* [The problem] Look for "this" in the listing below. Gather each line that contains it.

* [Supplied entries]
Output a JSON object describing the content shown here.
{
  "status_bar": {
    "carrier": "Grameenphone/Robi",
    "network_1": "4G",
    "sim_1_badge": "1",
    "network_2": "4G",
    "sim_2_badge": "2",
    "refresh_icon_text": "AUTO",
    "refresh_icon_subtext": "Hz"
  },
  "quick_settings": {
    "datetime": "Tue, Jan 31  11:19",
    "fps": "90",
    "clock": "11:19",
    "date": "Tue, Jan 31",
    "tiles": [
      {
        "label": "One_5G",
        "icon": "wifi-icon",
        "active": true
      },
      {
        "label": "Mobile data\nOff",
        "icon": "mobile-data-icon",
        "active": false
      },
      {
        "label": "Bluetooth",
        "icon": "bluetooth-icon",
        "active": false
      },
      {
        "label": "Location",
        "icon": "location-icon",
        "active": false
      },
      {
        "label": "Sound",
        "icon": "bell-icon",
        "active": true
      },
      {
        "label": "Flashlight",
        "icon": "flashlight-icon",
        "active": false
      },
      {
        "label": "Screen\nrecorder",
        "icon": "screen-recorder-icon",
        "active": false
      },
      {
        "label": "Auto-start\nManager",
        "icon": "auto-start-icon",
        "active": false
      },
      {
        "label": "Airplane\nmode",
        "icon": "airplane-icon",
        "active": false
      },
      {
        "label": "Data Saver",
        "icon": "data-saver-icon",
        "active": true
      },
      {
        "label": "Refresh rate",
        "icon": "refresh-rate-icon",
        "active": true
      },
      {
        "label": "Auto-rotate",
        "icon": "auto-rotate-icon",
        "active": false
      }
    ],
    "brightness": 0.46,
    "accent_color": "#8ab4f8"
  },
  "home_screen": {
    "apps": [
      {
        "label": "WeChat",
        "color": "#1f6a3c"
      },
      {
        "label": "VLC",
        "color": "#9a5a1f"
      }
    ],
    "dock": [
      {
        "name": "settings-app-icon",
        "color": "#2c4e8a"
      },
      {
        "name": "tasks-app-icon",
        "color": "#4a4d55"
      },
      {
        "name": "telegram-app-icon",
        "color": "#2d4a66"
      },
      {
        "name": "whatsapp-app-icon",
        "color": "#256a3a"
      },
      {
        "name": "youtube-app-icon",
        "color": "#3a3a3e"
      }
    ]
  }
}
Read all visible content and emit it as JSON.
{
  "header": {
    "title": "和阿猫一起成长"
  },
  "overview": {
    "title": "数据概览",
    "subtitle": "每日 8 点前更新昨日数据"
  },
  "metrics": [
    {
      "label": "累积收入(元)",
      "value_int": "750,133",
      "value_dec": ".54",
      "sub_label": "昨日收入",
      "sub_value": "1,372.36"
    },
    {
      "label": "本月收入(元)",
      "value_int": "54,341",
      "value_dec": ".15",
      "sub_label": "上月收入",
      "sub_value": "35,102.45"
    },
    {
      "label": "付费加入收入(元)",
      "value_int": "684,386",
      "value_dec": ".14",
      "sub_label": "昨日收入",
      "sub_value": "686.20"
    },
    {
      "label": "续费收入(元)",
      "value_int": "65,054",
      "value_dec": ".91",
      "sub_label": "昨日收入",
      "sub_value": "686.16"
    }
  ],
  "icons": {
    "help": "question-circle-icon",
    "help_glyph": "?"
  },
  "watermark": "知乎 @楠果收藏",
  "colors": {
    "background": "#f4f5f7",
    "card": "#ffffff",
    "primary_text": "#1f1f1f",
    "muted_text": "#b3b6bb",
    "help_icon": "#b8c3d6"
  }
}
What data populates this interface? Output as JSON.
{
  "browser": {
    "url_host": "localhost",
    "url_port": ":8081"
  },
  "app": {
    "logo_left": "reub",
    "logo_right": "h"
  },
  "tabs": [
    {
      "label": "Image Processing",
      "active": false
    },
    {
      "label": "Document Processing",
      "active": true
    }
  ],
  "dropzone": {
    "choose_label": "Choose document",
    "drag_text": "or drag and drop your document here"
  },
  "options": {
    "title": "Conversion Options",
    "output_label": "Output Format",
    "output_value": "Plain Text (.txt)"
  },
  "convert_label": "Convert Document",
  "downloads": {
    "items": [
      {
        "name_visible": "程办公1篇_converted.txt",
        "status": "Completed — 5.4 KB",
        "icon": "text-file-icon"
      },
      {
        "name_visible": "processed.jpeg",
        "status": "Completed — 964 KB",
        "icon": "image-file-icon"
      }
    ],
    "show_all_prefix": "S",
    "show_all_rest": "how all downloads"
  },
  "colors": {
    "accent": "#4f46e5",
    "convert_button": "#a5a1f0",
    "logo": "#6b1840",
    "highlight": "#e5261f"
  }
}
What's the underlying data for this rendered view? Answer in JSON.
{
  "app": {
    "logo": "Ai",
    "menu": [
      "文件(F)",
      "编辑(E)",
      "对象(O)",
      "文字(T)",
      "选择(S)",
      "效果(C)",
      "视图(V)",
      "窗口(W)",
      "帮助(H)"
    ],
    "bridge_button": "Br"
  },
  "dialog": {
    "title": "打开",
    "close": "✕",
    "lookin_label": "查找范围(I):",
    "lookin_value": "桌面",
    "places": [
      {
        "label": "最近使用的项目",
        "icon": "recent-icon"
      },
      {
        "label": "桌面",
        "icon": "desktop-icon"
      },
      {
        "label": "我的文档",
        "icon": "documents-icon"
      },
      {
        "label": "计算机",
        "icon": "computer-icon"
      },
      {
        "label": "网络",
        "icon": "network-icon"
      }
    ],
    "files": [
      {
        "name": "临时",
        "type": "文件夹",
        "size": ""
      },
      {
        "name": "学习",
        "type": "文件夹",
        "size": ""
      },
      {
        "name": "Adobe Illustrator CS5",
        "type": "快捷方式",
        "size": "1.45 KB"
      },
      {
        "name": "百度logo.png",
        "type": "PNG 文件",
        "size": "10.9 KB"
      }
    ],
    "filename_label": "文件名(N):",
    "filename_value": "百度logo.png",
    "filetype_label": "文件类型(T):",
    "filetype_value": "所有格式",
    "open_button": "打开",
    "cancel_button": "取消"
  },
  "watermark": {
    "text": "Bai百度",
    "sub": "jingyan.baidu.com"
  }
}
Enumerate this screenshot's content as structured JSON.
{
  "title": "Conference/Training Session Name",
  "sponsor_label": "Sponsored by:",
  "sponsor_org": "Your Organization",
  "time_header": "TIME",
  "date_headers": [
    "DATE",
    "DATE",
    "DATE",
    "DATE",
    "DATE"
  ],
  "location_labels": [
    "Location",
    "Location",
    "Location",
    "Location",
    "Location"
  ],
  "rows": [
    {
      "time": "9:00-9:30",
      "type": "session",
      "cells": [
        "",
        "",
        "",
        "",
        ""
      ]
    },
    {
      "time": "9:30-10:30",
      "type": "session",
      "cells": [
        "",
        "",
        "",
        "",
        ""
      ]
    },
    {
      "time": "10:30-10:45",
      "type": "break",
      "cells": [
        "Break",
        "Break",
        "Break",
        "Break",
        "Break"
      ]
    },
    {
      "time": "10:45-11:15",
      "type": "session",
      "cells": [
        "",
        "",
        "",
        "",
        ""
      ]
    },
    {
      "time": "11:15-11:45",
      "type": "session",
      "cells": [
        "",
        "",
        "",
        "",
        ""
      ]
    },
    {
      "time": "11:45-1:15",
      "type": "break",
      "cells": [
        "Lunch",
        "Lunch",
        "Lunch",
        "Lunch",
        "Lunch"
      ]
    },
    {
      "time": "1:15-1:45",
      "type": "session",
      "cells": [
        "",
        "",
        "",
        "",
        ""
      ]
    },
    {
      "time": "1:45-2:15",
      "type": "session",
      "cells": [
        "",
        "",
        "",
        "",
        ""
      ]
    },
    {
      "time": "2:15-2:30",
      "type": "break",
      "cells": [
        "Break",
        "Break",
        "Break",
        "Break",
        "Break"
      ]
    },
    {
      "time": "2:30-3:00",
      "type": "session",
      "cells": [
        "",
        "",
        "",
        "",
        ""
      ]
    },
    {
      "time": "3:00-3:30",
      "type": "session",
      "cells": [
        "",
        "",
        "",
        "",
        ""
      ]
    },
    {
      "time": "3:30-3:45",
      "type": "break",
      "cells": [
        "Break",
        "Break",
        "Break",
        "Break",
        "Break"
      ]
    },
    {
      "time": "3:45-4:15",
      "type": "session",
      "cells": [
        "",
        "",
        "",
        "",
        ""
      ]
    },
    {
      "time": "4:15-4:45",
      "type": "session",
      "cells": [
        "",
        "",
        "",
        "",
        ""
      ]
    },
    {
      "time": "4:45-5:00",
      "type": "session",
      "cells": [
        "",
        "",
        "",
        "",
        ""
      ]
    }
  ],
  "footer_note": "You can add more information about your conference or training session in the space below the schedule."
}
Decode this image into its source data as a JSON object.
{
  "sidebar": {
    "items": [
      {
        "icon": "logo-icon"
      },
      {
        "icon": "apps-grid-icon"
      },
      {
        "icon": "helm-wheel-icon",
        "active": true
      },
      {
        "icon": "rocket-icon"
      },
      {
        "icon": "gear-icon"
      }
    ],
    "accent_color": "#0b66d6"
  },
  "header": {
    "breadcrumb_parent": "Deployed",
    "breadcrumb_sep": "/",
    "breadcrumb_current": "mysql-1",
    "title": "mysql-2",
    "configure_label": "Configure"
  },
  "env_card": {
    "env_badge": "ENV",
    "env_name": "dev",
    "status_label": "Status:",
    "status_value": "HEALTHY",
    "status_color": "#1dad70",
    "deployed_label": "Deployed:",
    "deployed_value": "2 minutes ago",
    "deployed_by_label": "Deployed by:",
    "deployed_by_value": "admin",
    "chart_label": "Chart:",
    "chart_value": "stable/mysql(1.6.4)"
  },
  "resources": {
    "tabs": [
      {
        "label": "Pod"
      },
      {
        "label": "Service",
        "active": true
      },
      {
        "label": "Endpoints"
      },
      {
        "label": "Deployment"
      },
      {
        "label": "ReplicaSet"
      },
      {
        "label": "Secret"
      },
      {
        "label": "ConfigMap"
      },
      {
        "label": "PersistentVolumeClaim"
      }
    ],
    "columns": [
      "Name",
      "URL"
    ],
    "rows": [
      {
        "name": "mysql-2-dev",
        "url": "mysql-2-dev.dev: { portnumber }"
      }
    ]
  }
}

* [Expected answer]
What data populates this interface? Output as JSON.
What's the underlying data for this rendered view? Answer in JSON.
Enumerate this screenshot's content as structured JSON.
Decode this image into its source data as a JSON object.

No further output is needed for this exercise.